- **Set exercise**
Write the entries below out again exactly; any picture in them stays out.
── Given records
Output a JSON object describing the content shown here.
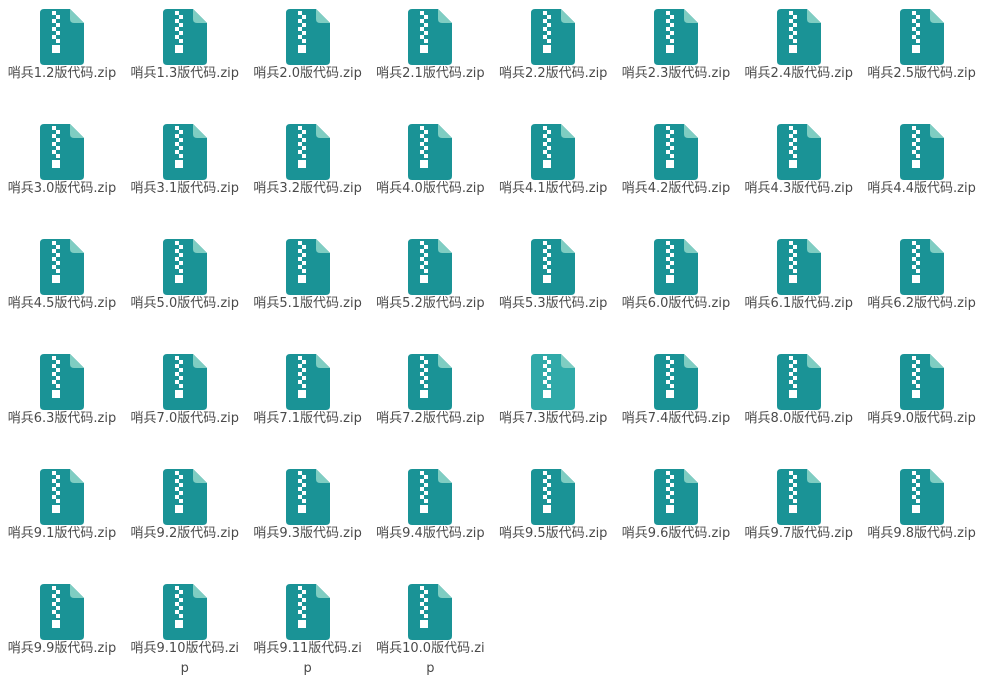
{
  "files": [
    "哨兵1.2版代码.zip",
    "哨兵1.3版代码.zip",
    "哨兵2.0版代码.zip",
    "哨兵2.1版代码.zip",
    "哨兵2.2版代码.zip",
    "哨兵2.3版代码.zip",
    "哨兵2.4版代码.zip",
    "哨兵2.5版代码.zip",
    "哨兵3.0版代码.zip",
    "哨兵3.1版代码.zip",
    "哨兵3.2版代码.zip",
    "哨兵4.0版代码.zip",
    "哨兵4.1版代码.zip",
    "哨兵4.2版代码.zip",
    "哨兵4.3版代码.zip",
    "哨兵4.4版代码.zip",
    "哨兵4.5版代码.zip",
    "哨兵5.0版代码.zip",
    "哨兵5.1版代码.zip",
    "哨兵5.2版代码.zip",
    "哨兵5.3版代码.zip",
    "哨兵6.0版代码.zip",
    "哨兵6.1版代码.zip",
    "哨兵6.2版代码.zip",
    "哨兵6.3版代码.zip",
    "哨兵7.0版代码.zip",
    "哨兵7.1版代码.zip",
    "哨兵7.2版代码.zip",
    "哨兵7.3版代码.zip",
    "哨兵7.4版代码.zip",
    "哨兵8.0版代码.zip",
    "哨兵9.0版代码.zip",
    "哨兵9.1版代码.zip",
    "哨兵9.2版代码.zip",
    "哨兵9.3版代码.zip",
    "哨兵9.4版代码.zip",
    "哨兵9.5版代码.zip",
    "哨兵9.6版代码.zip",
    "哨兵9.7版代码.zip",
    "哨兵9.8版代码.zip",
    "哨兵9.9版代码.zip",
    "哨兵9.10版代码.zip",
    "哨兵9.11版代码.zip",
    "哨兵10.0版代码.zip"
  ],
  "icon": "zip-archive-icon",
  "colors": {
    "icon_body": "#1a9396",
    "icon_body_hover": "#30aaa9",
    "icon_fold": "#7fcdc2",
    "zipper": "#ffffff",
    "label_text": "#4a4a4a",
    "background": "#ffffff"
  },
  "hovered_file": "哨兵7.3版代码.zip"
}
────
- **Response to this task**
Output a JSON object describing the content shown here.
{
  "files": [
    "哨兵1.2版代码.zip",
    "哨兵1.3版代码.zip",
    "哨兵2.0版代码.zip",
    "哨兵2.1版代码.zip",
    "哨兵2.2版代码.zip",
    "哨兵2.3版代码.zip",
    "哨兵2.4版代码.zip",
    "哨兵2.5版代码.zip",
    "哨兵3.0版代码.zip",
    "哨兵3.1版代码.zip",
    "哨兵3.2版代码.zip",
    "哨兵4.0版代码.zip",
    "哨兵4.1版代码.zip",
    "哨兵4.2版代码.zip",
    "哨兵4.3版代码.zip",
    "哨兵4.4版代码.zip",
    "哨兵4.5版代码.zip",
    "哨兵5.0版代码.zip",
    "哨兵5.1版代码.zip",
    "哨兵5.2版代码.zip",
    "哨兵5.3版代码.zip",
    "哨兵6.0版代码.zip",
    "哨兵6.1版代码.zip",
    "哨兵6.2版代码.zip",
    "哨兵6.3版代码.zip",
    "哨兵7.0版代码.zip",
    "哨兵7.1版代码.zip",
    "哨兵7.2版代码.zip",
    "哨兵7.3版代码.zip",
    "哨兵7.4版代码.zip",
    "哨兵8.0版代码.zip",
    "哨兵9.0版代码.zip",
    "哨兵9.1版代码.zip",
    "哨兵9.2版代码.zip",
    "哨兵9.3版代码.zip",
    "哨兵9.4版代码.zip",
    "哨兵9.5版代码.zip",
    "哨兵9.6版代码.zip",
    "哨兵9.7版代码.zip",
    "哨兵9.8版代码.zip",
    "哨兵9.9版代码.zip",
    "哨兵9.10版代码.zip",
    "哨兵9.11版代码.zip",
    "哨兵10.0版代码.zip"
  ],
  "icon": "zip-archive-icon",
  "colors": {
    "icon_body": "#1a9396",
    "icon_body_hover": "#30aaa9",
    "icon_fold": "#7fcdc2",
    "zipper": "#ffffff",
    "label_text": "#4a4a4a",
    "background": "#ffffff"
  },
  "hovered_file": "哨兵7.3版代码.zip"
}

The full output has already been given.